Prompt:
Using the entries that follow, collect the lines where the word "arbetslöshet" appears.
>> start Extracted entries
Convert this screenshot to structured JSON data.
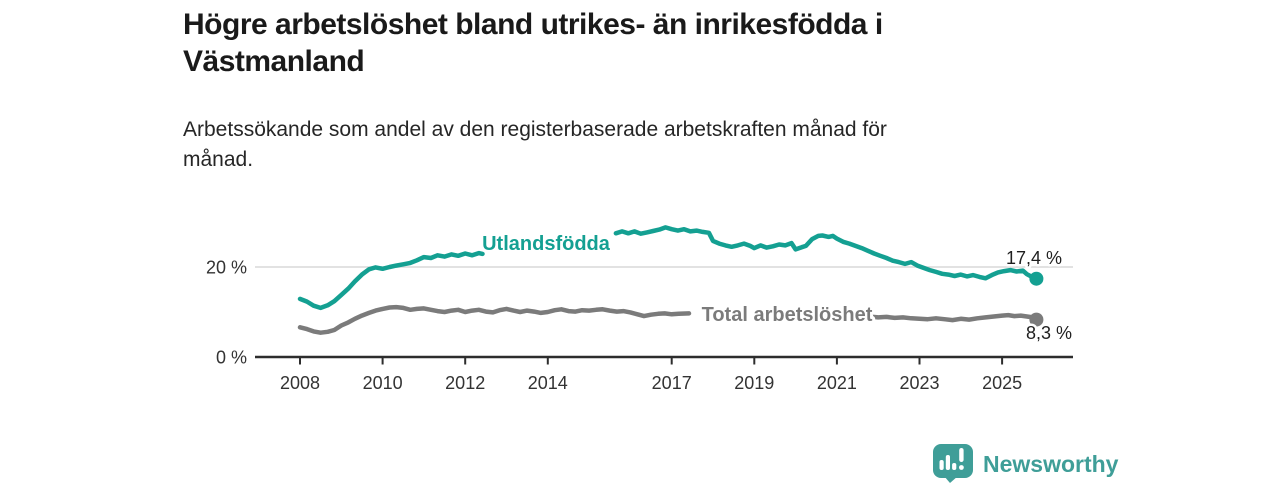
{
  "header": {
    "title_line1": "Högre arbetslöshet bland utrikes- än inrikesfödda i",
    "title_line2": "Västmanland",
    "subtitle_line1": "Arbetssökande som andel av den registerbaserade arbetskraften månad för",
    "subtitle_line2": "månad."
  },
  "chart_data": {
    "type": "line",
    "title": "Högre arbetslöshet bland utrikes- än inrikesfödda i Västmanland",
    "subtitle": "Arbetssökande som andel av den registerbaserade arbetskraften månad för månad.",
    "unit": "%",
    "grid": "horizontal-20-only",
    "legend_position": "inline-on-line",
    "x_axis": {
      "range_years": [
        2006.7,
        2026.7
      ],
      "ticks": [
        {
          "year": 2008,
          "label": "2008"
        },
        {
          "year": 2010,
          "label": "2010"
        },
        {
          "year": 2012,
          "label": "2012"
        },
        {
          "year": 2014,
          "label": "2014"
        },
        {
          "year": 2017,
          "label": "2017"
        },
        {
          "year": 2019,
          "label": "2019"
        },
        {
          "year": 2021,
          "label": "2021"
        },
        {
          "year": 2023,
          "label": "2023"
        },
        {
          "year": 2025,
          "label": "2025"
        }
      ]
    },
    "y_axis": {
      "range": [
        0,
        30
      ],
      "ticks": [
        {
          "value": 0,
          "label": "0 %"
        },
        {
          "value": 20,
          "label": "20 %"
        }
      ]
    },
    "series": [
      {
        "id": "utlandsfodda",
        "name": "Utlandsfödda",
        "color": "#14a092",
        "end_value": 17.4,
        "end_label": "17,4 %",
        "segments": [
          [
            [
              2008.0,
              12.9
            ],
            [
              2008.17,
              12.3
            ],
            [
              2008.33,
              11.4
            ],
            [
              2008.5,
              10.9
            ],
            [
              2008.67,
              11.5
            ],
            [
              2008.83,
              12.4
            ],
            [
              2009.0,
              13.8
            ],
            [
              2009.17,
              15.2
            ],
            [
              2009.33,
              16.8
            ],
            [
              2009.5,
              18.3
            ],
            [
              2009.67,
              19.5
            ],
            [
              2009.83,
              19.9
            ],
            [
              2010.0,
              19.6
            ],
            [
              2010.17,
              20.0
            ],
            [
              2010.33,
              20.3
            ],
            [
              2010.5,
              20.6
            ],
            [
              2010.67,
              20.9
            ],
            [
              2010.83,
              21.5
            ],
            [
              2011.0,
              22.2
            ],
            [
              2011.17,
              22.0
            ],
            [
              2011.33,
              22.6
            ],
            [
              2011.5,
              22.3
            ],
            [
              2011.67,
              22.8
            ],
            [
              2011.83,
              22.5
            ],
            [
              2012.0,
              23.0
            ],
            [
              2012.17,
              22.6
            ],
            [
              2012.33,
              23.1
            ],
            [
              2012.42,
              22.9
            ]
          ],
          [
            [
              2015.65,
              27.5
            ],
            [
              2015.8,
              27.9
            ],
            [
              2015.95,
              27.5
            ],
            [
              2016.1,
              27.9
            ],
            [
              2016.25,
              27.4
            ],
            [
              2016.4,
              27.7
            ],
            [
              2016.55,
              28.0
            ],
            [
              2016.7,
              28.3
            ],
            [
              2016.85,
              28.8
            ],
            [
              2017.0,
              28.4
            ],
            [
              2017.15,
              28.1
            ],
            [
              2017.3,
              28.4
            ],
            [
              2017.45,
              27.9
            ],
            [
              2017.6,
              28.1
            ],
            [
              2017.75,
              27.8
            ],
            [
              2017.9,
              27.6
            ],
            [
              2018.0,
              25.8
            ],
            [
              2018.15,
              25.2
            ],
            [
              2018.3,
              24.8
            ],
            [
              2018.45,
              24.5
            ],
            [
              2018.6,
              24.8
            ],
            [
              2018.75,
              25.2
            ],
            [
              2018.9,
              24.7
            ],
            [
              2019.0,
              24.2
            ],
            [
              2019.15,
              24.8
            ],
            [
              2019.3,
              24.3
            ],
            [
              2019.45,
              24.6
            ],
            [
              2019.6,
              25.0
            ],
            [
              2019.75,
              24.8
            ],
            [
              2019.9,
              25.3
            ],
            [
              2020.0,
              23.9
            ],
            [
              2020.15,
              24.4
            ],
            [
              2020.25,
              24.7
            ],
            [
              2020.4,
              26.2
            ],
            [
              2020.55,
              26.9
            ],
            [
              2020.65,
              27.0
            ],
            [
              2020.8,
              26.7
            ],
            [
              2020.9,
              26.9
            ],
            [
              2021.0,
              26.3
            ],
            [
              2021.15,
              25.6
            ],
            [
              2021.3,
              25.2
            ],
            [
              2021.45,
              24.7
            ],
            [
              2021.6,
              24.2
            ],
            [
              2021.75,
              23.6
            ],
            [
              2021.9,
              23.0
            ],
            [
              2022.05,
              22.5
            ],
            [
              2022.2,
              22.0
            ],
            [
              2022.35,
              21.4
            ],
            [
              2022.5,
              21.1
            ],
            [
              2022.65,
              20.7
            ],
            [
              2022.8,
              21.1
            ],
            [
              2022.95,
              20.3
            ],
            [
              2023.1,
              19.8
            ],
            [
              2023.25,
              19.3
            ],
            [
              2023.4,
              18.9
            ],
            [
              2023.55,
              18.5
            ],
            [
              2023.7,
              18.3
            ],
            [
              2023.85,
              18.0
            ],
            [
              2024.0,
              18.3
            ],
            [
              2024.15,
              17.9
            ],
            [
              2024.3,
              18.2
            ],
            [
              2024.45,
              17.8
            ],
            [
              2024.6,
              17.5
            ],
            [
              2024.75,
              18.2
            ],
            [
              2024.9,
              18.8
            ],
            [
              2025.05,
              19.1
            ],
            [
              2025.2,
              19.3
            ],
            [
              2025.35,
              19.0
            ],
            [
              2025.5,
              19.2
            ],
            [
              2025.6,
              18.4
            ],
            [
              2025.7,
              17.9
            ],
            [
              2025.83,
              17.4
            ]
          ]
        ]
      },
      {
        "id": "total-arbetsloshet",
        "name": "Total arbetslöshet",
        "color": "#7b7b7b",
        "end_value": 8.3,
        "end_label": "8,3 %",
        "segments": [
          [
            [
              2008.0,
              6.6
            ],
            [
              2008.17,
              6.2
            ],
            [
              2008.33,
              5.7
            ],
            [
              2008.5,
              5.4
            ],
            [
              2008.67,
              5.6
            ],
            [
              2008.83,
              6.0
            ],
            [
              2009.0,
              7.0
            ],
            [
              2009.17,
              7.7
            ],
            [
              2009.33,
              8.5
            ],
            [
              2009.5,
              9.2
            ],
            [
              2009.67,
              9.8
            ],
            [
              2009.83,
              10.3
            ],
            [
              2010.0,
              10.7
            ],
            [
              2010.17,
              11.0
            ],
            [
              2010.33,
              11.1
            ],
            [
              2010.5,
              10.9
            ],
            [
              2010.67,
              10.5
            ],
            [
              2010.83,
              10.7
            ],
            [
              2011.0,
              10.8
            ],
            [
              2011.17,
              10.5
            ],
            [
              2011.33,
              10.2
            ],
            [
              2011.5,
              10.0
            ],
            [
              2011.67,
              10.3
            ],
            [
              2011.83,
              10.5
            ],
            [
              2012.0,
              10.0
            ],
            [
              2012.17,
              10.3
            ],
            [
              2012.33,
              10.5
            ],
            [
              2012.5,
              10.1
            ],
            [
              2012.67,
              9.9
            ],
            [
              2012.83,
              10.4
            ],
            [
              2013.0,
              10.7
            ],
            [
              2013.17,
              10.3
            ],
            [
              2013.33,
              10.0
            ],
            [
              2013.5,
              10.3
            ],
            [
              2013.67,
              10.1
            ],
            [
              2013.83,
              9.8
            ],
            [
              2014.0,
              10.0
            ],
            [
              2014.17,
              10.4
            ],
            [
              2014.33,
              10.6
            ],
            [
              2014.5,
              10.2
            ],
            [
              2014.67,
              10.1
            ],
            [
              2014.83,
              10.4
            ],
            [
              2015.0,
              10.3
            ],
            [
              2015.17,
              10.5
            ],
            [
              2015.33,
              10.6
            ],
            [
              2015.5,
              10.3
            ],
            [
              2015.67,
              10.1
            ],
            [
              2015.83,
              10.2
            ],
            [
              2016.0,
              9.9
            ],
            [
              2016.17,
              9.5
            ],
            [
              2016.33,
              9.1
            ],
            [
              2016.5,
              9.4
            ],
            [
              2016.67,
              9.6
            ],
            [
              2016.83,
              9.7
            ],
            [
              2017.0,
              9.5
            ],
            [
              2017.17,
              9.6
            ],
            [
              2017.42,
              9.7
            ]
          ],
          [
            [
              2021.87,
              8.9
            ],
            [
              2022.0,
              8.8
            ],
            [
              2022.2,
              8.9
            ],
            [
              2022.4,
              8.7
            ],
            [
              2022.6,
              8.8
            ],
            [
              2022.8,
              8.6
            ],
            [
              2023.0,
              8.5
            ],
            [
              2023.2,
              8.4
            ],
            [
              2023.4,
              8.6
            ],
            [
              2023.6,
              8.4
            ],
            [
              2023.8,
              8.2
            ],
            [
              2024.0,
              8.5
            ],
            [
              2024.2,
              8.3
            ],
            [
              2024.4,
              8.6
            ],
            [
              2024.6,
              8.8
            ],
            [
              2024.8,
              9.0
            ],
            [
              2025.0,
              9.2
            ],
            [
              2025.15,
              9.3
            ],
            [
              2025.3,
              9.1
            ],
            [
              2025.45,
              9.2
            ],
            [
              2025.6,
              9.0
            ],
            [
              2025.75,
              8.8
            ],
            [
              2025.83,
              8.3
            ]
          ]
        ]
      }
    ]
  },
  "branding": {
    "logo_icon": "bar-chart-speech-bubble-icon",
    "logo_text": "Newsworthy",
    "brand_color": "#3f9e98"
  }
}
>> end Extracted entries
The solution:
    "title_line1": "Högre arbetslöshet bland utrikes- än inrikesfödda i",
    "title": "Högre arbetslöshet bland utrikes- än inrikesfödda i Västmanland",
        "name": "Total arbetslöshet",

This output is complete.